* Start *

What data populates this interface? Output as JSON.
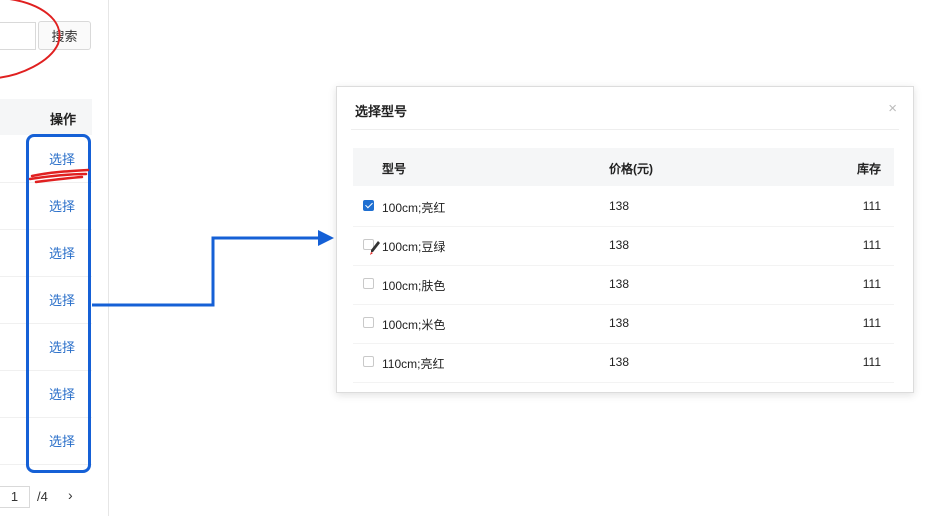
{
  "left_panel": {
    "search_button": "搜索",
    "column_operation": "操作",
    "rows": [
      {
        "action": "选择"
      },
      {
        "action": "选择"
      },
      {
        "action": "选择"
      },
      {
        "action": "选择"
      },
      {
        "action": "选择"
      },
      {
        "action": "选择"
      },
      {
        "action": "选择"
      }
    ],
    "pager": {
      "current": "1",
      "total": "/4",
      "next": "›"
    }
  },
  "modal": {
    "title": "选择型号",
    "close": "×",
    "headers": {
      "model": "型号",
      "price": "价格(元)",
      "stock": "库存"
    },
    "rows": [
      {
        "model": "100cm;亮红",
        "price": "138",
        "stock": "111",
        "checked": true
      },
      {
        "model": "100cm;豆绿",
        "price": "138",
        "stock": "111",
        "checked": false
      },
      {
        "model": "100cm;肤色",
        "price": "138",
        "stock": "111",
        "checked": false
      },
      {
        "model": "100cm;米色",
        "price": "138",
        "stock": "111",
        "checked": false
      },
      {
        "model": "110cm;亮红",
        "price": "138",
        "stock": "111",
        "checked": false
      }
    ]
  },
  "colors": {
    "link": "#2a6fc9",
    "checkbox_checked": "#1f6fd1",
    "annotation_blue": "#1560d6",
    "annotation_red": "#e02020"
  }
}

* End *

#### To be done:
Restate each line of the records exactly; pictures do not belong in the copy.

#### Result of the exercise:
What data populates this interface? Output as JSON.
{
  "left_panel": {
    "search_button": "搜索",
    "column_operation": "操作",
    "rows": [
      {
        "action": "选择"
      },
      {
        "action": "选择"
      },
      {
        "action": "选择"
      },
      {
        "action": "选择"
      },
      {
        "action": "选择"
      },
      {
        "action": "选择"
      },
      {
        "action": "选择"
      }
    ],
    "pager": {
      "current": "1",
      "total": "/4",
      "next": "›"
    }
  },
  "modal": {
    "title": "选择型号",
    "close": "×",
    "headers": {
      "model": "型号",
      "price": "价格(元)",
      "stock": "库存"
    },
    "rows": [
      {
        "model": "100cm;亮红",
        "price": "138",
        "stock": "111",
        "checked": true
      },
      {
        "model": "100cm;豆绿",
        "price": "138",
        "stock": "111",
        "checked": false
      },
      {
        "model": "100cm;肤色",
        "price": "138",
        "stock": "111",
        "checked": false
      },
      {
        "model": "100cm;米色",
        "price": "138",
        "stock": "111",
        "checked": false
      },
      {
        "model": "110cm;亮红",
        "price": "138",
        "stock": "111",
        "checked": false
      }
    ]
  },
  "colors": {
    "link": "#2a6fc9",
    "checkbox_checked": "#1f6fd1",
    "annotation_blue": "#1560d6",
    "annotation_red": "#e02020"
  }
}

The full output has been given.